-- Objective --
Look through the records below, and copy out every line that holds the string "this".

-- Exercise materials --
-- Start --

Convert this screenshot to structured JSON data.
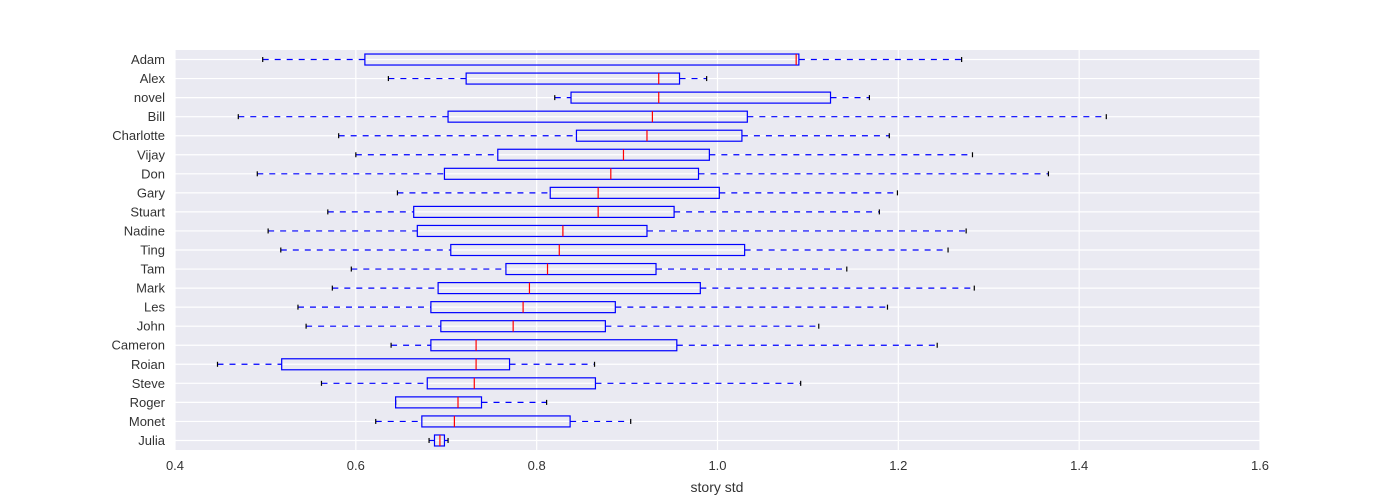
{
  "chart_data": {
    "type": "boxplot",
    "orientation": "horizontal",
    "xlabel": "story std",
    "xlim": [
      0.4,
      1.6
    ],
    "xticks": [
      0.4,
      0.6,
      0.8,
      1.0,
      1.2,
      1.4,
      1.6
    ],
    "xtick_labels": [
      "0.4",
      "0.6",
      "0.8",
      "1.0",
      "1.2",
      "1.4",
      "1.6"
    ],
    "grid": true,
    "colors": {
      "background": "#eaeaf2",
      "grid": "#ffffff",
      "box": "#0000ff",
      "whisker": "#0000ff",
      "median": "#ff0000",
      "cap": "#000000"
    },
    "series": [
      {
        "name": "Adam",
        "whisker_low": 0.497,
        "q1": 0.61,
        "median": 1.087,
        "q3": 1.09,
        "whisker_high": 1.27
      },
      {
        "name": "Alex",
        "whisker_low": 0.636,
        "q1": 0.722,
        "median": 0.935,
        "q3": 0.958,
        "whisker_high": 0.988
      },
      {
        "name": "novel",
        "whisker_low": 0.82,
        "q1": 0.838,
        "median": 0.935,
        "q3": 1.125,
        "whisker_high": 1.168
      },
      {
        "name": "Bill",
        "whisker_low": 0.47,
        "q1": 0.702,
        "median": 0.928,
        "q3": 1.033,
        "whisker_high": 1.43
      },
      {
        "name": "Charlotte",
        "whisker_low": 0.581,
        "q1": 0.844,
        "median": 0.922,
        "q3": 1.027,
        "whisker_high": 1.19
      },
      {
        "name": "Vijay",
        "whisker_low": 0.6,
        "q1": 0.757,
        "median": 0.896,
        "q3": 0.991,
        "whisker_high": 1.282
      },
      {
        "name": "Don",
        "whisker_low": 0.491,
        "q1": 0.698,
        "median": 0.882,
        "q3": 0.979,
        "whisker_high": 1.366
      },
      {
        "name": "Gary",
        "whisker_low": 0.646,
        "q1": 0.815,
        "median": 0.868,
        "q3": 1.002,
        "whisker_high": 1.199
      },
      {
        "name": "Stuart",
        "whisker_low": 0.569,
        "q1": 0.664,
        "median": 0.868,
        "q3": 0.952,
        "whisker_high": 1.179
      },
      {
        "name": "Nadine",
        "whisker_low": 0.503,
        "q1": 0.668,
        "median": 0.829,
        "q3": 0.922,
        "whisker_high": 1.275
      },
      {
        "name": "Ting",
        "whisker_low": 0.517,
        "q1": 0.705,
        "median": 0.825,
        "q3": 1.03,
        "whisker_high": 1.255
      },
      {
        "name": "Tam",
        "whisker_low": 0.595,
        "q1": 0.766,
        "median": 0.812,
        "q3": 0.932,
        "whisker_high": 1.143
      },
      {
        "name": "Mark",
        "whisker_low": 0.574,
        "q1": 0.691,
        "median": 0.792,
        "q3": 0.981,
        "whisker_high": 1.284
      },
      {
        "name": "Les",
        "whisker_low": 0.536,
        "q1": 0.683,
        "median": 0.785,
        "q3": 0.887,
        "whisker_high": 1.188
      },
      {
        "name": "John",
        "whisker_low": 0.545,
        "q1": 0.694,
        "median": 0.774,
        "q3": 0.876,
        "whisker_high": 1.112
      },
      {
        "name": "Cameron",
        "whisker_low": 0.639,
        "q1": 0.683,
        "median": 0.733,
        "q3": 0.955,
        "whisker_high": 1.243
      },
      {
        "name": "Roian",
        "whisker_low": 0.447,
        "q1": 0.518,
        "median": 0.733,
        "q3": 0.77,
        "whisker_high": 0.864
      },
      {
        "name": "Steve",
        "whisker_low": 0.562,
        "q1": 0.679,
        "median": 0.731,
        "q3": 0.865,
        "whisker_high": 1.092
      },
      {
        "name": "Roger",
        "whisker_low": 0.644,
        "q1": 0.644,
        "median": 0.713,
        "q3": 0.739,
        "whisker_high": 0.811
      },
      {
        "name": "Monet",
        "whisker_low": 0.622,
        "q1": 0.673,
        "median": 0.709,
        "q3": 0.837,
        "whisker_high": 0.904
      },
      {
        "name": "Julia",
        "whisker_low": 0.681,
        "q1": 0.687,
        "median": 0.693,
        "q3": 0.698,
        "whisker_high": 0.702
      }
    ]
  }
}
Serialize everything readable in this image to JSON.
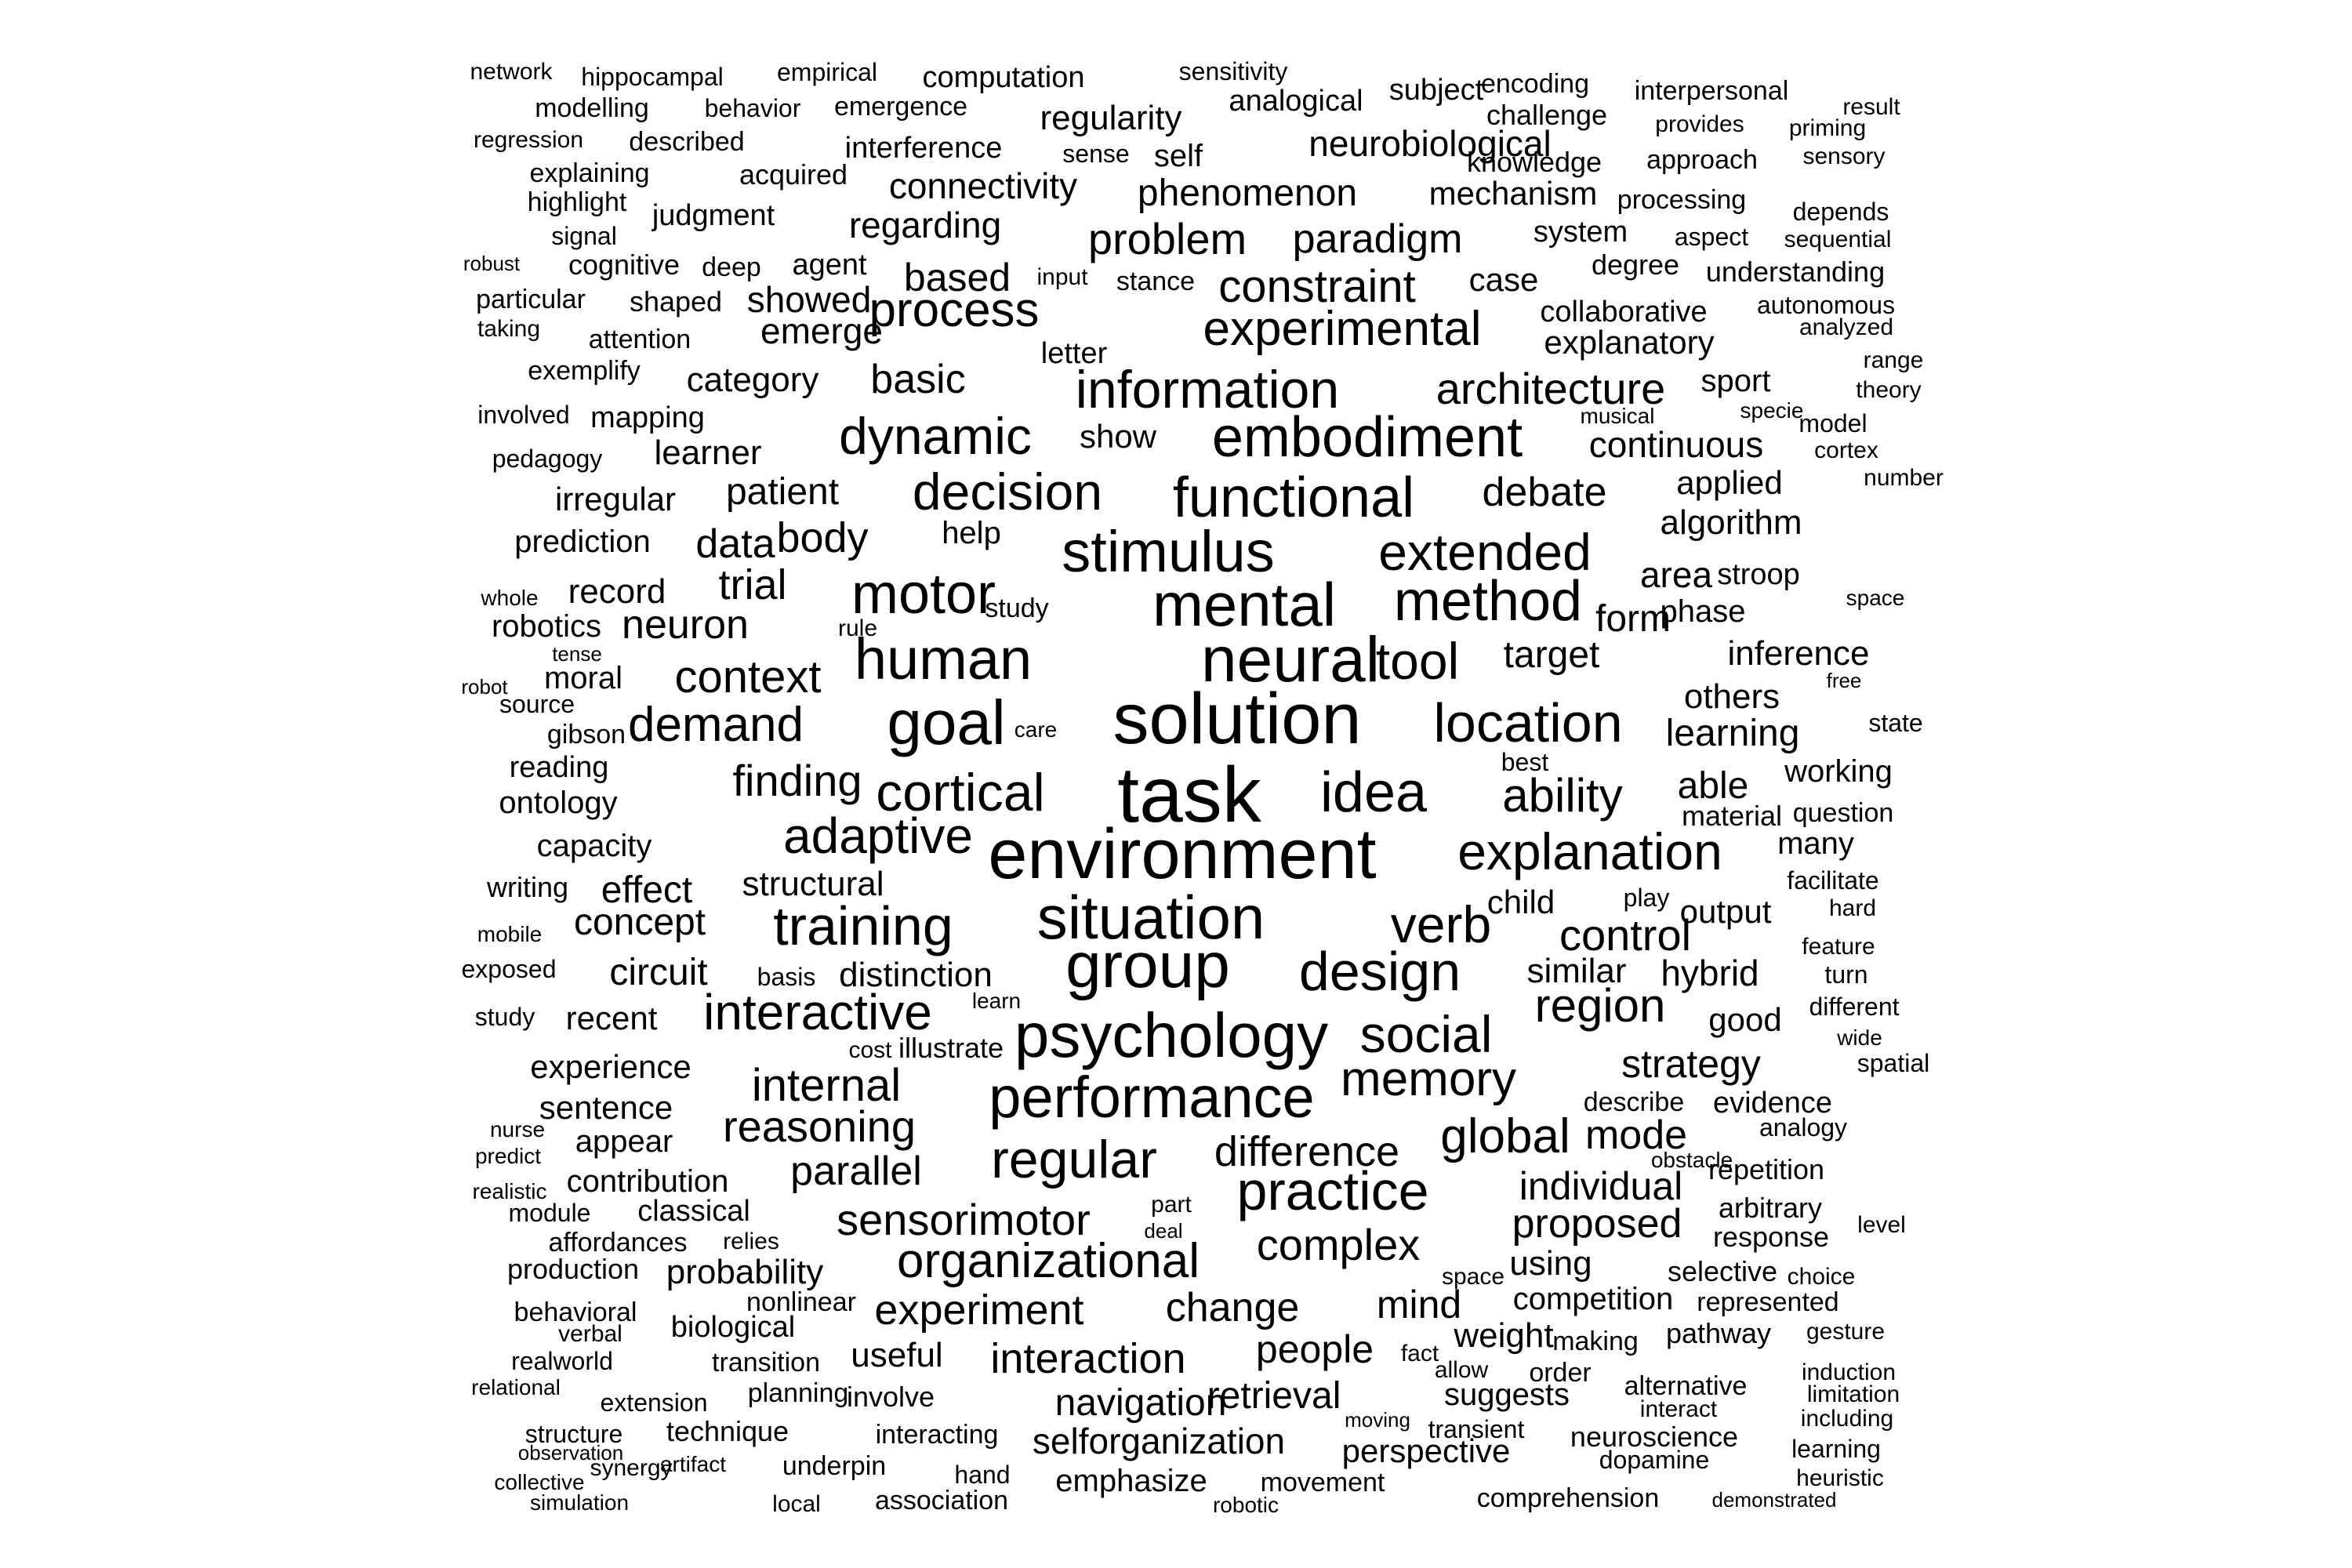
{
  "palette": {
    "background": "#ffffff",
    "text": "#000000"
  },
  "words": [
    "network",
    "hippocampal",
    "empirical",
    "computation",
    "sensitivity",
    "analogical",
    "subject",
    "encoding",
    "interpersonal",
    "result",
    "modelling",
    "behavior",
    "emergence",
    "regularity",
    "challenge",
    "provides",
    "priming",
    "regression",
    "described",
    "interference",
    "sense",
    "self",
    "neurobiological",
    "knowledge",
    "approach",
    "sensory",
    "explaining",
    "acquired",
    "connectivity",
    "phenomenon",
    "mechanism",
    "processing",
    "depends",
    "highlight",
    "judgment",
    "regarding",
    "signal",
    "system",
    "aspect",
    "sequential",
    "problem",
    "paradigm",
    "robust",
    "cognitive",
    "deep",
    "agent",
    "input",
    "stance",
    "case",
    "degree",
    "understanding",
    "particular",
    "shaped",
    "showed",
    "based",
    "constraint",
    "collaborative",
    "autonomous",
    "taking",
    "attention",
    "emerge",
    "process",
    "experimental",
    "explanatory",
    "analyzed",
    "letter",
    "exemplify",
    "category",
    "basic",
    "range",
    "information",
    "architecture",
    "sport",
    "theory",
    "involved",
    "mapping",
    "musical",
    "specie",
    "model",
    "show",
    "embodiment",
    "dynamic",
    "continuous",
    "cortex",
    "pedagogy",
    "learner",
    "number",
    "irregular",
    "patient",
    "decision",
    "functional",
    "debate",
    "applied",
    "prediction",
    "data",
    "body",
    "help",
    "algorithm",
    "stimulus",
    "extended",
    "trial",
    "area",
    "stroop",
    "whole",
    "record",
    "motor",
    "mental",
    "method",
    "space",
    "robotics",
    "neuron",
    "study",
    "rule",
    "form",
    "phase",
    "tense",
    "human",
    "neural",
    "tool",
    "target",
    "inference",
    "robot",
    "moral",
    "context",
    "free",
    "source",
    "others",
    "gibson",
    "demand",
    "goal",
    "care",
    "solution",
    "location",
    "learning",
    "state",
    "best",
    "reading",
    "task",
    "finding",
    "working",
    "ontology",
    "cortical",
    "idea",
    "ability",
    "able",
    "material",
    "question",
    "adaptive",
    "capacity",
    "many",
    "environment",
    "explanation",
    "writing",
    "effect",
    "structural",
    "facilitate",
    "child",
    "play",
    "output",
    "situation",
    "concept",
    "training",
    "verb",
    "control",
    "mobile",
    "hard",
    "feature",
    "exposed",
    "circuit",
    "basis",
    "distinction",
    "group",
    "design",
    "similar",
    "hybrid",
    "turn",
    "learn",
    "region",
    "different",
    "study",
    "recent",
    "interactive",
    "good",
    "cost",
    "illustrate",
    "psychology",
    "social",
    "wide",
    "experience",
    "strategy",
    "spatial",
    "internal",
    "memory",
    "sentence",
    "describe",
    "evidence",
    "performance",
    "analogy",
    "reasoning",
    "nurse",
    "mode",
    "appear",
    "global",
    "predict",
    "regular",
    "difference",
    "obstacle",
    "contribution",
    "parallel",
    "repetition",
    "individual",
    "realistic",
    "practice",
    "arbitrary",
    "part",
    "module",
    "classical",
    "sensorimotor",
    "proposed",
    "level",
    "deal",
    "response",
    "affordances",
    "relies",
    "complex",
    "organizational",
    "production",
    "probability",
    "space",
    "using",
    "selective",
    "choice",
    "mind",
    "change",
    "nonlinear",
    "competition",
    "represented",
    "experiment",
    "behavioral",
    "biological",
    "people",
    "verbal",
    "weight",
    "pathway",
    "making",
    "gesture",
    "useful",
    "fact",
    "realworld",
    "interaction",
    "transition",
    "allow",
    "order",
    "induction",
    "relational",
    "alternative",
    "planning",
    "retrieval",
    "extension",
    "involve",
    "limitation",
    "suggests",
    "navigation",
    "interact",
    "including",
    "moving",
    "transient",
    "technique",
    "structure",
    "selforganization",
    "neuroscience",
    "interacting",
    "observation",
    "perspective",
    "learning",
    "dopamine",
    "synergy",
    "artifact",
    "underpin",
    "heuristic",
    "hand",
    "emphasize",
    "collective",
    "movement",
    "association",
    "simulation",
    "comprehension",
    "local",
    "demonstrated",
    "robotic"
  ]
}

-- End --

-- Result --
Convert this screenshot to structured JSON data.
Serialize everything readable in this image to JSON.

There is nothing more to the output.